Vishnu Makhijani IANS, 23 Mar, 2014 05:18 PM
  • Should the military have a say in governance?
In 1992, the Indian Army chief, General Sunith Francis Rodrigues, had to apologise to parliament for suggesting that the armed forces had a stake in India's governance.
 
One doesn't recall the exact words, but his reasoning went thus: "We are first and foremost citizens of India, we pay our taxes, we are willing to lay down our lives for the country; so why should we be at the bidding of politicians without stating our point of view?"
 
All hell broke lose, with George Fernandes, who went on to become the defence minister, demanding that Gen. Rodrigues be sacked. Despite tremendous public support, the general backed down and issued an apology that was read out in parliament. It took a while before he was rehabilitated, first on the National Security Advisory Board and then as Punjab governor.
 
This was not the first time a four-star officer had spoken out his mind.

→ Dataset rows
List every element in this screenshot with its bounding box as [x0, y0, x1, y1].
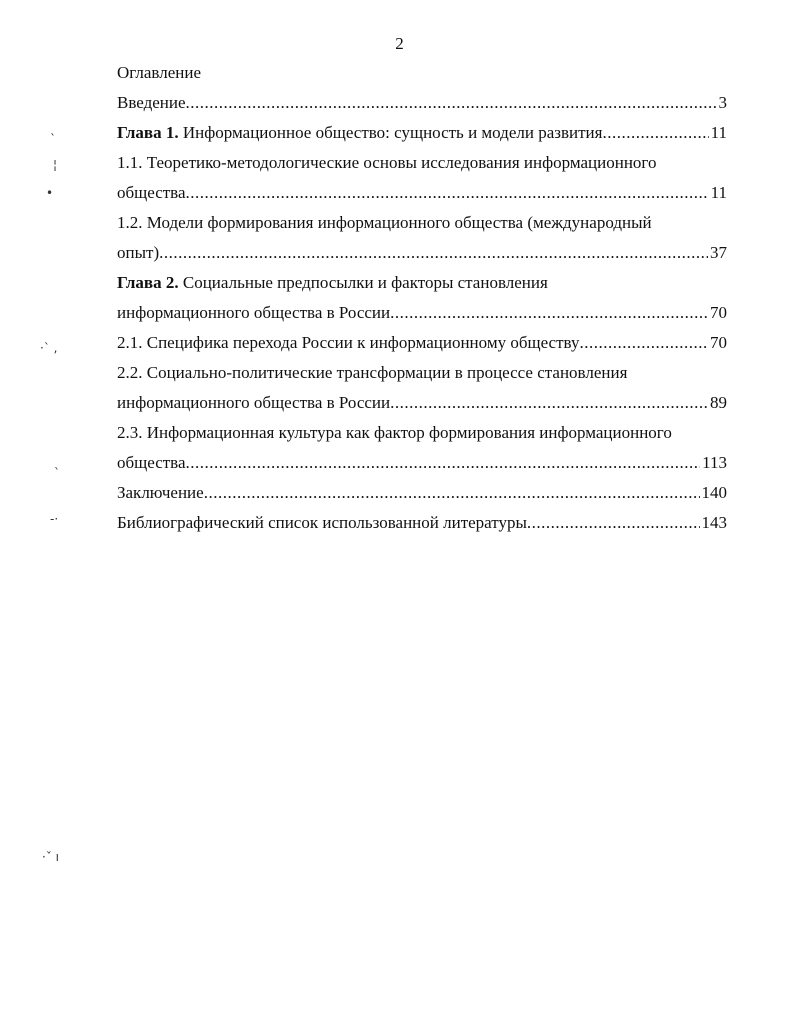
chapter-label: Глава 2. — [117, 273, 179, 292]
toc-entry-section-2-3-cont[interactable] — [117, 448, 727, 478]
toc-entry-section-2-2[interactable]: 2.2. Социально-политические трансформации в процессе становления — [117, 363, 628, 382]
toc-title: Оглавление — [117, 63, 201, 82]
toc-leader-dots — [390, 298, 708, 328]
toc-page-number: 70 — [710, 333, 727, 352]
toc-entry-chapter-2-cont[interactable] — [117, 298, 727, 328]
toc-entry-text: Глава 1. Информационное общество: сущность и модели развития — [117, 123, 603, 142]
toc-entry-introduction[interactable] — [117, 88, 727, 118]
toc-entry-chapter-2[interactable]: Глава 2. Социальные предпосылки и факторы становления — [117, 273, 548, 292]
toc-entry-chapter-1[interactable] — [117, 118, 727, 148]
toc-entry-text: информационного общества в России — [117, 393, 391, 412]
page-number: 2 — [395, 34, 404, 53]
toc-entry-text: 2.1. Специфика перехода России к информационному обществу — [117, 333, 580, 352]
toc-page-number: 3 — [718, 93, 727, 112]
scan-artifact: ·ˇ ı — [42, 850, 59, 864]
toc-page-number: 113 — [702, 453, 727, 472]
scan-artifact: ·ˋ , — [40, 341, 58, 355]
toc-entry-section-1-1-cont[interactable] — [117, 178, 727, 208]
toc-page-number: 89 — [710, 393, 727, 412]
toc-leader-dots — [579, 328, 708, 358]
toc-leader-dots — [602, 118, 708, 148]
toc-entry-section-2-2-cont[interactable] — [117, 388, 727, 418]
toc-leader-dots — [186, 448, 701, 478]
toc-entry-text: общества — [117, 453, 186, 472]
toc-entry-text: общества — [117, 183, 186, 202]
toc-page-number: 140 — [701, 483, 727, 502]
toc-page-number: 11 — [710, 183, 727, 202]
chapter-label: Глава 1. — [117, 123, 179, 142]
toc-leader-dots — [204, 478, 700, 508]
toc-entry-section-1-1[interactable]: 1.1. Теоретико-методологические основы исследования информационного — [117, 153, 657, 172]
toc-leader-dots — [159, 238, 708, 268]
toc-entry-section-2-3[interactable]: 2.3. Информационная культура как фактор формирования информационного — [117, 423, 672, 442]
toc-leader-dots — [527, 508, 700, 538]
toc-page-number: 37 — [710, 243, 727, 262]
toc-leader-dots — [390, 388, 708, 418]
scan-artifact: ¦ — [53, 158, 58, 172]
scan-artifact: ˋ — [54, 466, 60, 480]
toc-page-number: 143 — [701, 513, 727, 532]
toc-entry-bibliography[interactable] — [117, 508, 727, 538]
scan-artifact: -· — [50, 512, 59, 526]
scan-artifact: • — [46, 186, 54, 200]
toc-entry-text: Заключение — [117, 483, 204, 502]
toc-entry-section-2-1[interactable] — [117, 328, 727, 358]
toc-entry-section-1-2[interactable]: 1.2. Модели формирования информационного общества (международный — [117, 213, 652, 232]
toc-entry-conclusion[interactable] — [117, 478, 727, 508]
scan-artifact: ˋ — [50, 132, 56, 146]
table-of-contents — [117, 58, 727, 538]
toc-leader-dots — [186, 178, 709, 208]
toc-entry-section-1-2-cont[interactable] — [117, 238, 727, 268]
toc-entry-text: опыт) — [117, 243, 160, 262]
toc-page-number: 70 — [710, 303, 727, 322]
toc-entry-text: Введение — [117, 93, 186, 112]
toc-page-number: 11 — [710, 123, 727, 142]
toc-entry-text: Библиографический список использованной литературы — [117, 513, 527, 532]
toc-leader-dots — [186, 88, 717, 118]
toc-entry-text: информационного общества в России — [117, 303, 391, 322]
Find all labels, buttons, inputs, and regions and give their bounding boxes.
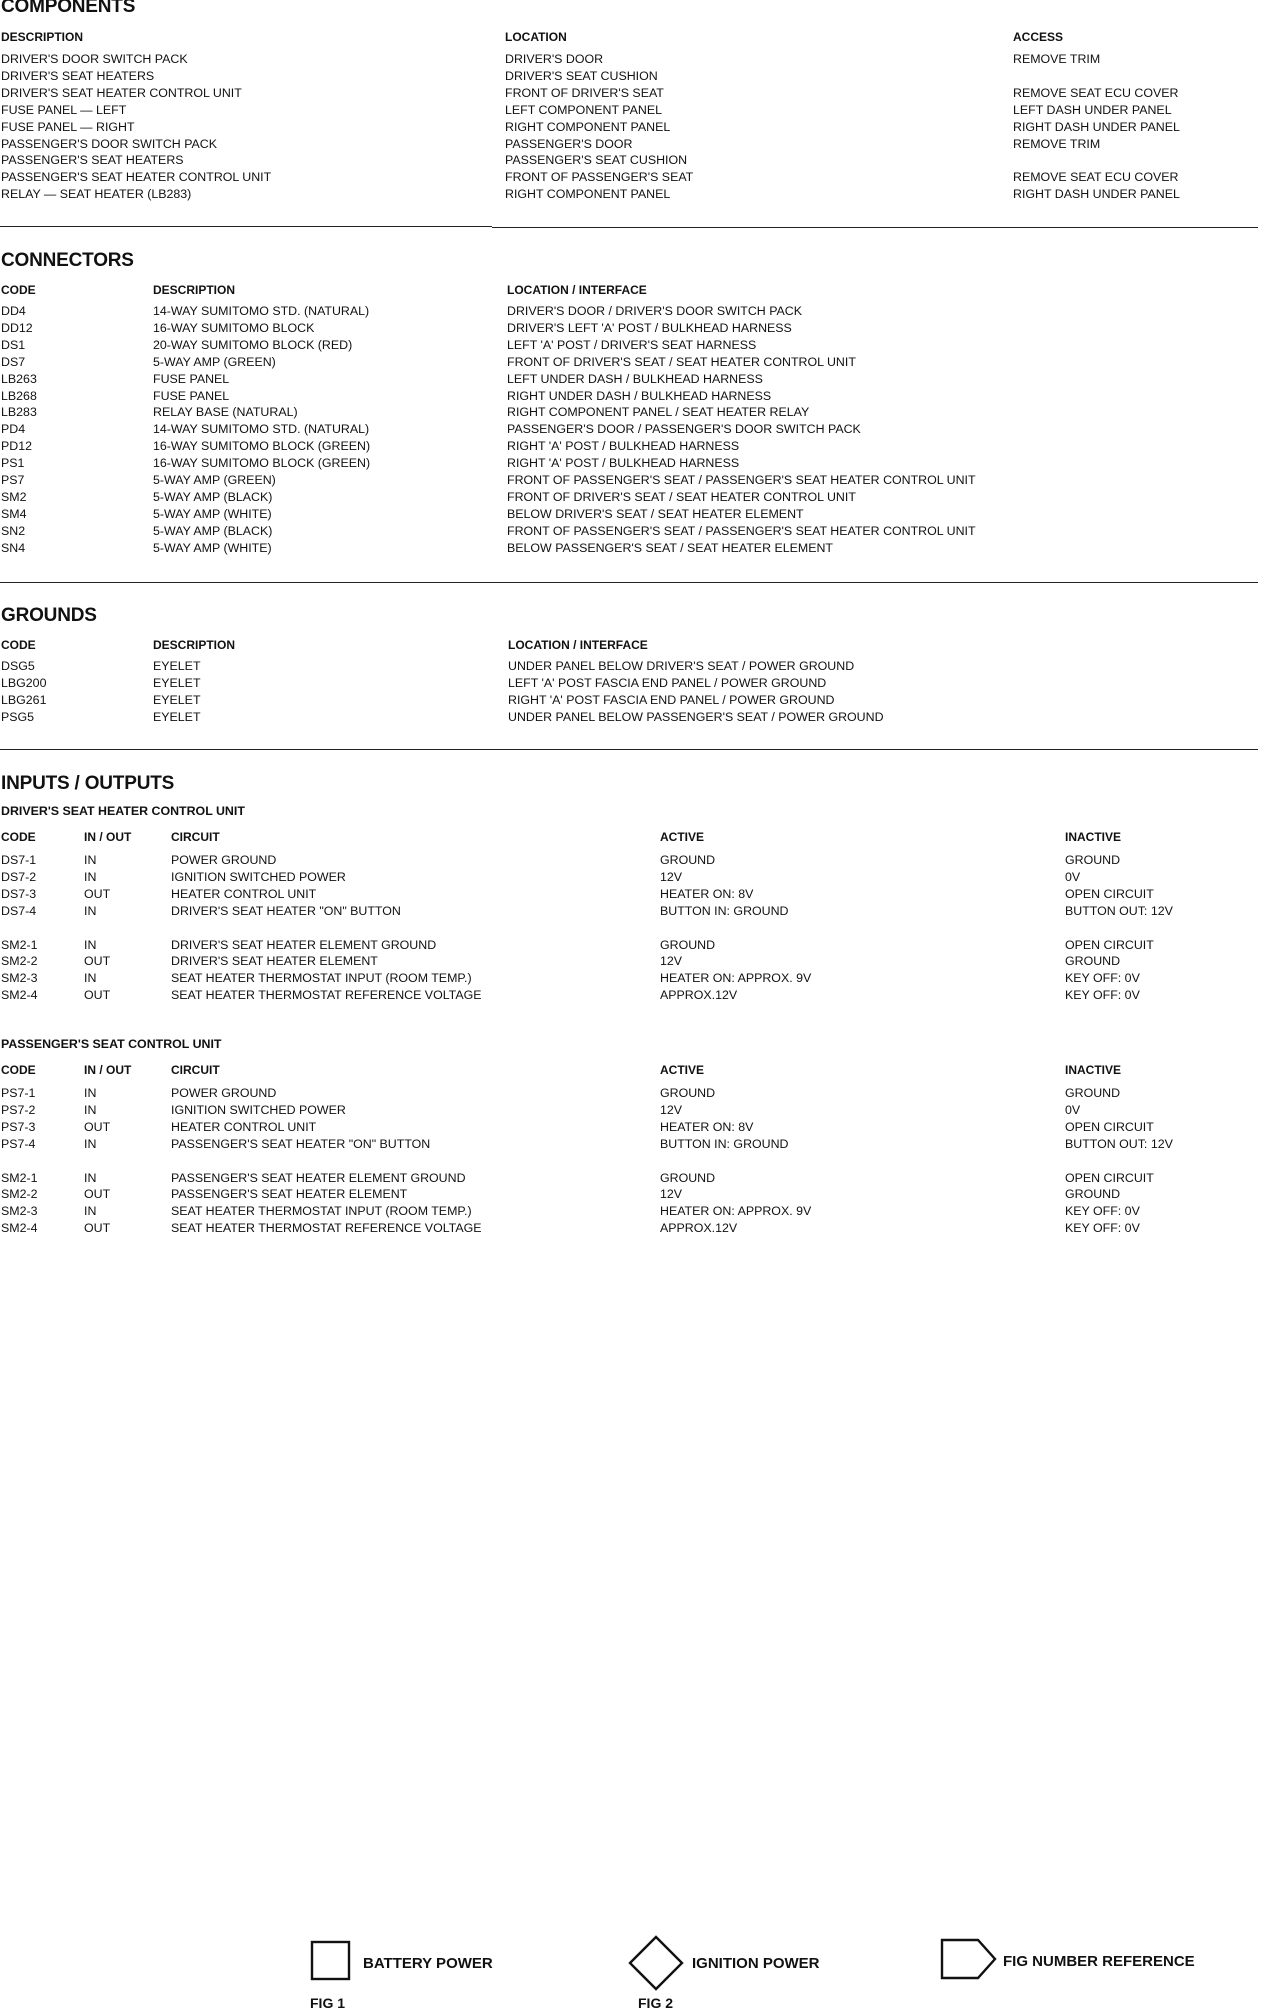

→ Your tasks
• 1. In the news piece about the Indian Army chief, what post did General Rodrigues hold after the National Security Advisory Board?
• 2. Give again everything in the news piece from "One doesn't recall" down to "out his mind.".
The lines are separate material, unrelated to the news piece.

→ Answers to the exercises
• 1. Punjab governor

• 2.
One doesn't recall the exact words, but his reasoning went thus: "We are first and foremost citizens of India, we pay our taxes, we are willing to lay down our lives for the country; so why should we be at the bidding of politicians without stating our point of view?"
 
All hell broke lose, with George Fernandes, who went on to become the defence minister, demanding that Gen. Rodrigues be sacked. Despite tremendous public support, the general backed down and issued an apology that was read out in parliament. It took a while before he was rehabilitated, first on the National Security Advisory Board and then as Punjab governor.
 
This was not the first time a four-star officer had spoken out his mind.